▶ **Exercise**
Leave out the pictures and repeat the data exactly.

▶ **Task data**
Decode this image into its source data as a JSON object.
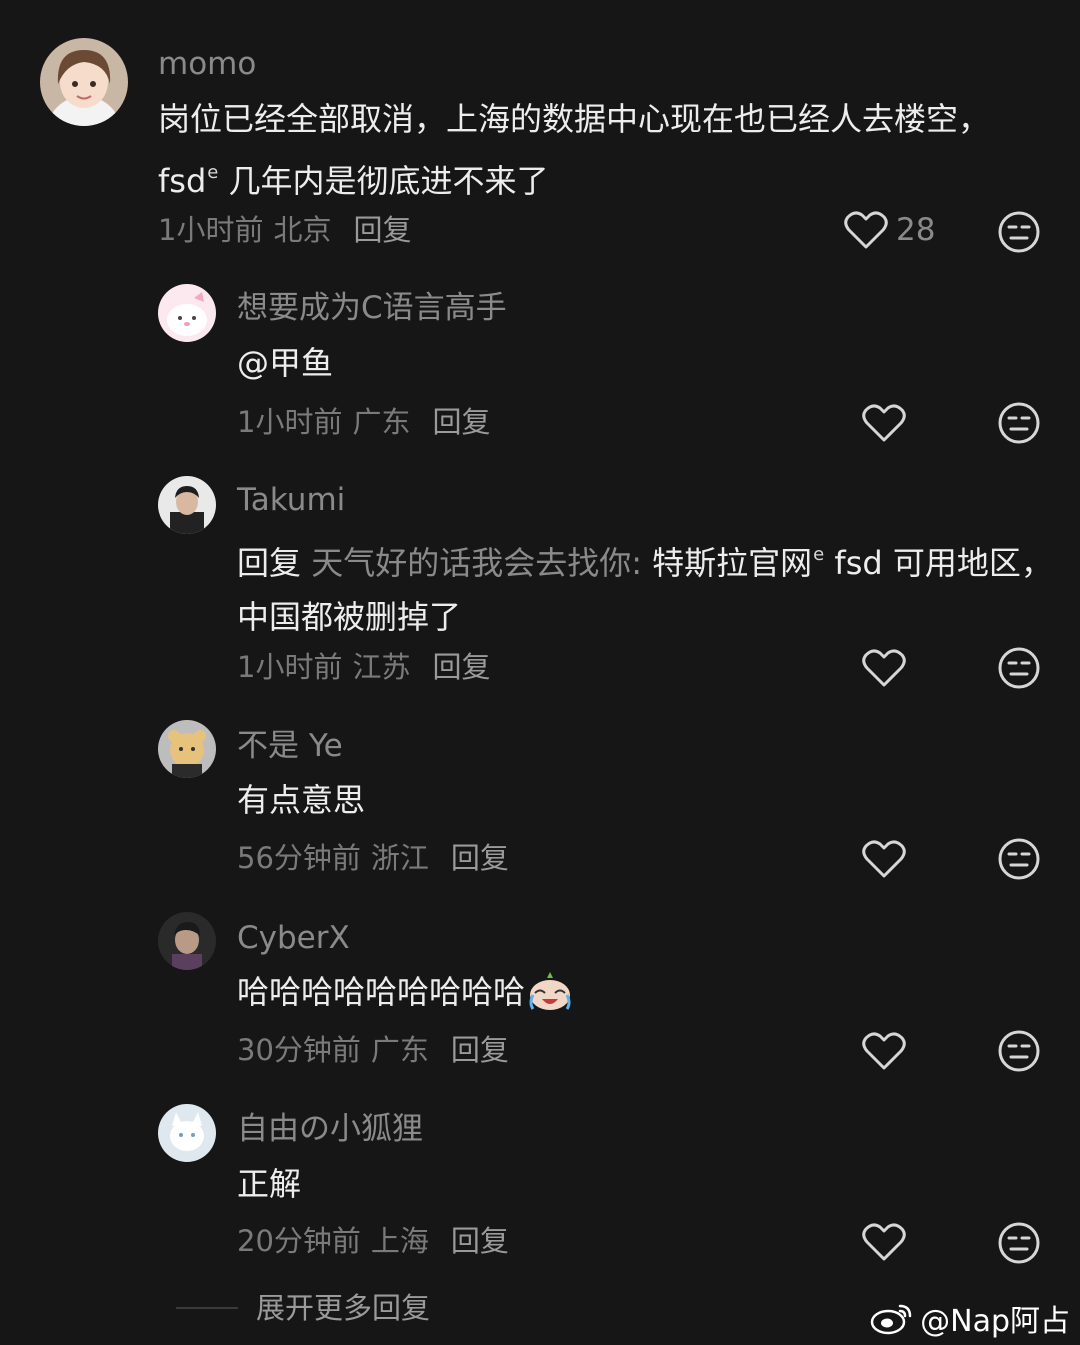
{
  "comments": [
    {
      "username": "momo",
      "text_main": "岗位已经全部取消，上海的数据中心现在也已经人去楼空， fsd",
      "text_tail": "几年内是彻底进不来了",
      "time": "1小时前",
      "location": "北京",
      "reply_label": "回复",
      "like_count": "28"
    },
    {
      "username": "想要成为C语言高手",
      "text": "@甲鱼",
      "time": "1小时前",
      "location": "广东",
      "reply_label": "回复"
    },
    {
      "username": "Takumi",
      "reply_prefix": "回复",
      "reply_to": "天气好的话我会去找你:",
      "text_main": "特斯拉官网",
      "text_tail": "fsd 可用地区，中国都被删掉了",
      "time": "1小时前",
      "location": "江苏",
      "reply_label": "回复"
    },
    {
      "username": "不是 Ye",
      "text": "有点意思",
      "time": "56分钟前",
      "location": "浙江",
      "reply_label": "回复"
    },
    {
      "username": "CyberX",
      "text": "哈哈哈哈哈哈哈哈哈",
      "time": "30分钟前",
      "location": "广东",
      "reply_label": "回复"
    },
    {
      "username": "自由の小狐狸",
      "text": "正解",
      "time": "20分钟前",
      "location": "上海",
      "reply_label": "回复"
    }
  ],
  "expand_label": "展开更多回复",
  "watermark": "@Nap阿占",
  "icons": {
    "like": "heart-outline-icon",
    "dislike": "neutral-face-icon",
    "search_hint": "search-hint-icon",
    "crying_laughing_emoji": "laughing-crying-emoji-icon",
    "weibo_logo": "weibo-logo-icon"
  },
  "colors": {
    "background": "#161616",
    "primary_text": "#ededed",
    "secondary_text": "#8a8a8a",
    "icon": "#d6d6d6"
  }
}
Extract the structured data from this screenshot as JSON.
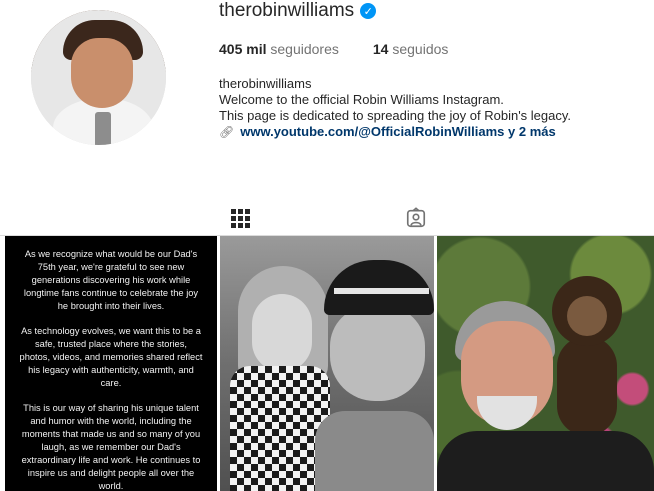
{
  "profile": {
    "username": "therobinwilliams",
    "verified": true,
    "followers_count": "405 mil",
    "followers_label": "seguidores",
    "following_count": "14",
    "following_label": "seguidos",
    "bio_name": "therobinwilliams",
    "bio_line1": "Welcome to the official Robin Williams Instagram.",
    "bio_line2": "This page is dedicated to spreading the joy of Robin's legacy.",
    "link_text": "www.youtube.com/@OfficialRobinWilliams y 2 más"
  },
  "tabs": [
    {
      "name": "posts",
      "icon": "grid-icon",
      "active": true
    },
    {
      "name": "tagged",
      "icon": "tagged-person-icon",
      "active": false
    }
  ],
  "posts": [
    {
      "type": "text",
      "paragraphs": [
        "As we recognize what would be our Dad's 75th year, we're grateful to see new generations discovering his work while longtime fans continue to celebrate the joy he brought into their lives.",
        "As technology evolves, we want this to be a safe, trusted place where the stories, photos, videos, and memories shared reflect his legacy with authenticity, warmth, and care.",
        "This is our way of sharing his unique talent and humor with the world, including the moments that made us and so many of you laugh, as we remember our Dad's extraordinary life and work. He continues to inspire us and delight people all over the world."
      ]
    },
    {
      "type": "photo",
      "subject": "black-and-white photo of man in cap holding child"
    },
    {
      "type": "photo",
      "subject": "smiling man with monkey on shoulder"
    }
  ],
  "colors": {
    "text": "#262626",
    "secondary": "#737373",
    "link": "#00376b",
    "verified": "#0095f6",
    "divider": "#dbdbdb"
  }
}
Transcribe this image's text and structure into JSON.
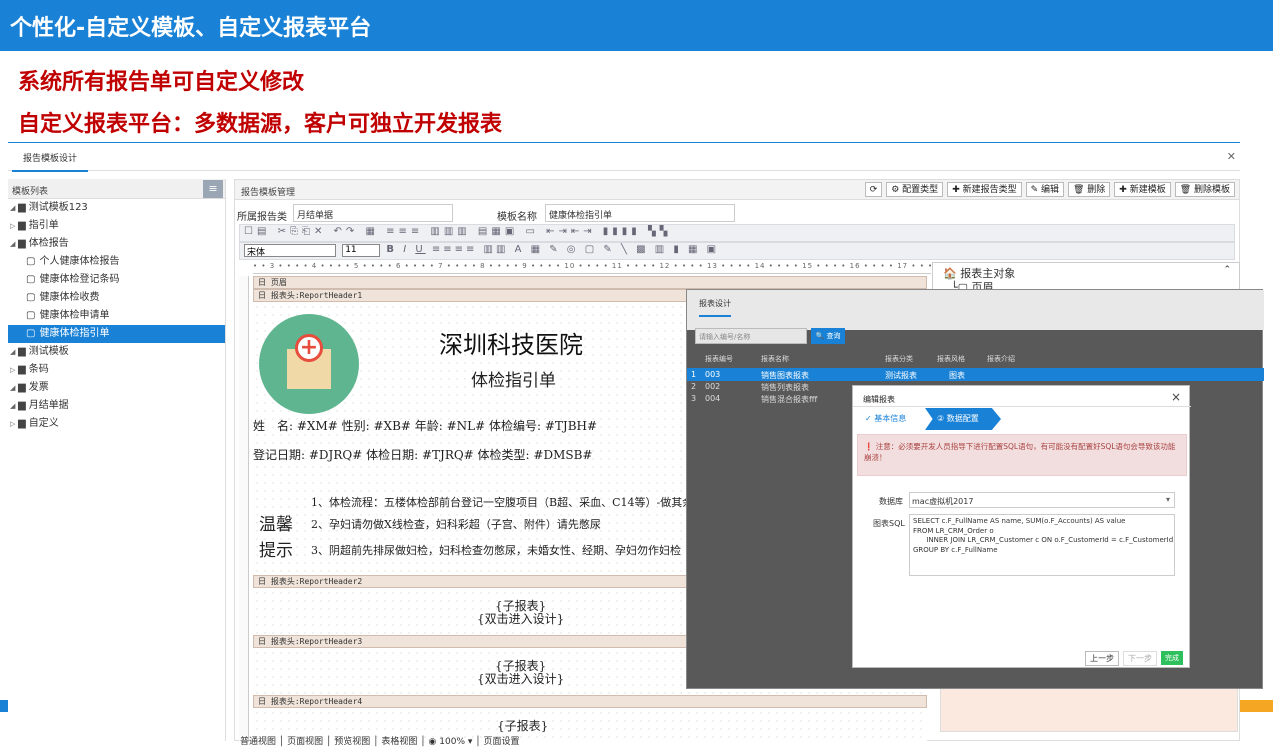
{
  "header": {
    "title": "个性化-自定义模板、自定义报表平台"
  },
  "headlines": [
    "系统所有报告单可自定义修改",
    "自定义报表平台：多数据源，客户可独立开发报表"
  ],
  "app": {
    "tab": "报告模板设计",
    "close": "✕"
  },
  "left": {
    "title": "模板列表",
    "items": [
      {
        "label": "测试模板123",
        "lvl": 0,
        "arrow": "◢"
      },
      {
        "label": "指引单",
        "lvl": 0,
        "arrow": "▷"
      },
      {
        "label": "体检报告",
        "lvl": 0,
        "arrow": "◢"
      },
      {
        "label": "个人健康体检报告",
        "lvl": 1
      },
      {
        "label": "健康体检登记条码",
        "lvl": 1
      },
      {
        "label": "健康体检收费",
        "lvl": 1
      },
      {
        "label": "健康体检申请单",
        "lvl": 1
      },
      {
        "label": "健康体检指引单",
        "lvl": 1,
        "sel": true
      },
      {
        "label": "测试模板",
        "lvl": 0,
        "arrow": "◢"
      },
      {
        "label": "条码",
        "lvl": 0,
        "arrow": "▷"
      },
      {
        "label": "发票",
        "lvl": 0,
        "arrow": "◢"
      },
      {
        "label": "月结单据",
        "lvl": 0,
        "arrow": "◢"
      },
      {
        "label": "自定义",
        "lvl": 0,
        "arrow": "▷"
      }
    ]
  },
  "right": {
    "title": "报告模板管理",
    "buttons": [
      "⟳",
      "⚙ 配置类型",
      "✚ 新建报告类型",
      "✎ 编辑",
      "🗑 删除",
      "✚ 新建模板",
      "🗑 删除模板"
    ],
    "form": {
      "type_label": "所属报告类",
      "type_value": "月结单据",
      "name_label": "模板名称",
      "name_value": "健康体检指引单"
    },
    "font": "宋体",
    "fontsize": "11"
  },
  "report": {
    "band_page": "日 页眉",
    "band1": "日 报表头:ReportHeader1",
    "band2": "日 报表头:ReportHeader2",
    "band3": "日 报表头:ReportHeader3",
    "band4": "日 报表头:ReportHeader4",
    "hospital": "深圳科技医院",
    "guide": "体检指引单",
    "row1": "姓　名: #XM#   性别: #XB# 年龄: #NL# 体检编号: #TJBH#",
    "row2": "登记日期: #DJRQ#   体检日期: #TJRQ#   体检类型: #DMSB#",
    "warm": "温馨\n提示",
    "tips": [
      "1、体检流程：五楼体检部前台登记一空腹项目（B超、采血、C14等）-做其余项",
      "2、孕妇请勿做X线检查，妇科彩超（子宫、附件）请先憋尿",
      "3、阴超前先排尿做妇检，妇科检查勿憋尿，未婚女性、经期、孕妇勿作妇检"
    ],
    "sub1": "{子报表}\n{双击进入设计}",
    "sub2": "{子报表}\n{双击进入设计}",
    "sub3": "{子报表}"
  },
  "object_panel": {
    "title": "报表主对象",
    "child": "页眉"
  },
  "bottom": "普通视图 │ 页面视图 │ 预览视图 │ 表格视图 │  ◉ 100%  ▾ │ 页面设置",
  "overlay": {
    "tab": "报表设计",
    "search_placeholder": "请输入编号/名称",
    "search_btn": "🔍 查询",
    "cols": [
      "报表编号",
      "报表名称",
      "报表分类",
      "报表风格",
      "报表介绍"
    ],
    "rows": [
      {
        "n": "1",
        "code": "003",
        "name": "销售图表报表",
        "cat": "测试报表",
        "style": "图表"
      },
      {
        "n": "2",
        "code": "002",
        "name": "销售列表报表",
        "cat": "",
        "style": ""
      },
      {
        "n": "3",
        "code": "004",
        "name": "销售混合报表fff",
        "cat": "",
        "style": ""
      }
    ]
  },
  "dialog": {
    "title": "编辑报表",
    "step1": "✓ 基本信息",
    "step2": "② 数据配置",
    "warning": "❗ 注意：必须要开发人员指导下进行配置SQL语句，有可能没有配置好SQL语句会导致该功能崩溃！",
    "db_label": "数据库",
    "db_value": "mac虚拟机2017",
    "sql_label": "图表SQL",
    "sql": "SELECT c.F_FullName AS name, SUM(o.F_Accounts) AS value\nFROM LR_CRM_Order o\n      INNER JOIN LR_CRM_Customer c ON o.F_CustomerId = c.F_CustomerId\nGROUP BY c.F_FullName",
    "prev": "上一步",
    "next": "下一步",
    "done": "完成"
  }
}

▶ **Exercise response**
Decode this image into its source data as a JSON object.
{
  "comments": [
    {
      "username": "momo",
      "text_main": "岗位已经全部取消，上海的数据中心现在也已经人去楼空， fsd",
      "text_tail": "几年内是彻底进不来了",
      "time": "1小时前",
      "location": "北京",
      "reply_label": "回复",
      "like_count": "28"
    },
    {
      "username": "想要成为C语言高手",
      "text": "@甲鱼",
      "time": "1小时前",
      "location": "广东",
      "reply_label": "回复"
    },
    {
      "username": "Takumi",
      "reply_prefix": "回复",
      "reply_to": "天气好的话我会去找你:",
      "text_main": "特斯拉官网",
      "text_tail": "fsd 可用地区，中国都被删掉了",
      "time": "1小时前",
      "location": "江苏",
      "reply_label": "回复"
    },
    {
      "username": "不是 Ye",
      "text": "有点意思",
      "time": "56分钟前",
      "location": "浙江",
      "reply_label": "回复"
    },
    {
      "username": "CyberX",
      "text": "哈哈哈哈哈哈哈哈哈",
      "time": "30分钟前",
      "location": "广东",
      "reply_label": "回复"
    },
    {
      "username": "自由の小狐狸",
      "text": "正解",
      "time": "20分钟前",
      "location": "上海",
      "reply_label": "回复"
    }
  ],
  "expand_label": "展开更多回复",
  "watermark": "@Nap阿占",
  "icons": {
    "like": "heart-outline-icon",
    "dislike": "neutral-face-icon",
    "search_hint": "search-hint-icon",
    "crying_laughing_emoji": "laughing-crying-emoji-icon",
    "weibo_logo": "weibo-logo-icon"
  },
  "colors": {
    "background": "#161616",
    "primary_text": "#ededed",
    "secondary_text": "#8a8a8a",
    "icon": "#d6d6d6"
  }
}
Extract the structured data from this screenshot as JSON.
{
  "profile": {
    "username": "therobinwilliams",
    "verified": true,
    "followers_count": "405 mil",
    "followers_label": "seguidores",
    "following_count": "14",
    "following_label": "seguidos",
    "bio_name": "therobinwilliams",
    "bio_line1": "Welcome to the official Robin Williams Instagram.",
    "bio_line2": "This page is dedicated to spreading the joy of Robin's legacy.",
    "link_text": "www.youtube.com/@OfficialRobinWilliams y 2 más"
  },
  "tabs": [
    {
      "name": "posts",
      "icon": "grid-icon",
      "active": true
    },
    {
      "name": "tagged",
      "icon": "tagged-person-icon",
      "active": false
    }
  ],
  "posts": [
    {
      "type": "text",
      "paragraphs": [
        "As we recognize what would be our Dad's 75th year, we're grateful to see new generations discovering his work while longtime fans continue to celebrate the joy he brought into their lives.",
        "As technology evolves, we want this to be a safe, trusted place where the stories, photos, videos, and memories shared reflect his legacy with authenticity, warmth, and care.",
        "This is our way of sharing his unique talent and humor with the world, including the moments that made us and so many of you laugh, as we remember our Dad's extraordinary life and work. He continues to inspire us and delight people all over the world."
      ]
    },
    {
      "type": "photo",
      "subject": "black-and-white photo of man in cap holding child"
    },
    {
      "type": "photo",
      "subject": "smiling man with monkey on shoulder"
    }
  ],
  "colors": {
    "text": "#262626",
    "secondary": "#737373",
    "link": "#00376b",
    "verified": "#0095f6",
    "divider": "#dbdbdb"
  }
}
Transcribe this image's text and structure into JSON.
{
  "header": {
    "title": "个性化-自定义模板、自定义报表平台"
  },
  "headlines": [
    "系统所有报告单可自定义修改",
    "自定义报表平台：多数据源，客户可独立开发报表"
  ],
  "app": {
    "tab": "报告模板设计",
    "close": "✕"
  },
  "left": {
    "title": "模板列表",
    "items": [
      {
        "label": "测试模板123",
        "lvl": 0,
        "arrow": "◢"
      },
      {
        "label": "指引单",
        "lvl": 0,
        "arrow": "▷"
      },
      {
        "label": "体检报告",
        "lvl": 0,
        "arrow": "◢"
      },
      {
        "label": "个人健康体检报告",
        "lvl": 1
      },
      {
        "label": "健康体检登记条码",
        "lvl": 1
      },
      {
        "label": "健康体检收费",
        "lvl": 1
      },
      {
        "label": "健康体检申请单",
        "lvl": 1
      },
      {
        "label": "健康体检指引单",
        "lvl": 1,
        "sel": true
      },
      {
        "label": "测试模板",
        "lvl": 0,
        "arrow": "◢"
      },
      {
        "label": "条码",
        "lvl": 0,
        "arrow": "▷"
      },
      {
        "label": "发票",
        "lvl": 0,
        "arrow": "◢"
      },
      {
        "label": "月结单据",
        "lvl": 0,
        "arrow": "◢"
      },
      {
        "label": "自定义",
        "lvl": 0,
        "arrow": "▷"
      }
    ]
  },
  "right": {
    "title": "报告模板管理",
    "buttons": [
      "⟳",
      "⚙ 配置类型",
      "✚ 新建报告类型",
      "✎ 编辑",
      "🗑 删除",
      "✚ 新建模板",
      "🗑 删除模板"
    ],
    "form": {
      "type_label": "所属报告类",
      "type_value": "月结单据",
      "name_label": "模板名称",
      "name_value": "健康体检指引单"
    },
    "font": "宋体",
    "fontsize": "11"
  },
  "report": {
    "band_page": "日 页眉",
    "band1": "日 报表头:ReportHeader1",
    "band2": "日 报表头:ReportHeader2",
    "band3": "日 报表头:ReportHeader3",
    "band4": "日 报表头:ReportHeader4",
    "hospital": "深圳科技医院",
    "guide": "体检指引单",
    "row1": "姓　名: #XM#   性别: #XB# 年龄: #NL# 体检编号: #TJBH#",
    "row2": "登记日期: #DJRQ#   体检日期: #TJRQ#   体检类型: #DMSB#",
    "warm": "温馨\n提示",
    "tips": [
      "1、体检流程：五楼体检部前台登记一空腹项目（B超、采血、C14等）-做其余项",
      "2、孕妇请勿做X线检查，妇科彩超（子宫、附件）请先憋尿",
      "3、阴超前先排尿做妇检，妇科检查勿憋尿，未婚女性、经期、孕妇勿作妇检"
    ],
    "sub1": "{子报表}\n{双击进入设计}",
    "sub2": "{子报表}\n{双击进入设计}",
    "sub3": "{子报表}"
  },
  "object_panel": {
    "title": "报表主对象",
    "child": "页眉"
  },
  "bottom": "普通视图 │ 页面视图 │ 预览视图 │ 表格视图 │  ◉ 100%  ▾ │ 页面设置",
  "overlay": {
    "tab": "报表设计",
    "search_placeholder": "请输入编号/名称",
    "search_btn": "🔍 查询",
    "cols": [
      "报表编号",
      "报表名称",
      "报表分类",
      "报表风格",
      "报表介绍"
    ],
    "rows": [
      {
        "n": "1",
        "code": "003",
        "name": "销售图表报表",
        "cat": "测试报表",
        "style": "图表"
      },
      {
        "n": "2",
        "code": "002",
        "name": "销售列表报表",
        "cat": "",
        "style": ""
      },
      {
        "n": "3",
        "code": "004",
        "name": "销售混合报表fff",
        "cat": "",
        "style": ""
      }
    ]
  },
  "dialog": {
    "title": "编辑报表",
    "step1": "✓ 基本信息",
    "step2": "② 数据配置",
    "warning": "❗ 注意：必须要开发人员指导下进行配置SQL语句，有可能没有配置好SQL语句会导致该功能崩溃！",
    "db_label": "数据库",
    "db_value": "mac虚拟机2017",
    "sql_label": "图表SQL",
    "sql": "SELECT c.F_FullName AS name, SUM(o.F_Accounts) AS value\nFROM LR_CRM_Order o\n      INNER JOIN LR_CRM_Customer c ON o.F_CustomerId = c.F_CustomerId\nGROUP BY c.F_FullName",
    "prev": "上一步",
    "next": "下一步",
    "done": "完成"
  }
}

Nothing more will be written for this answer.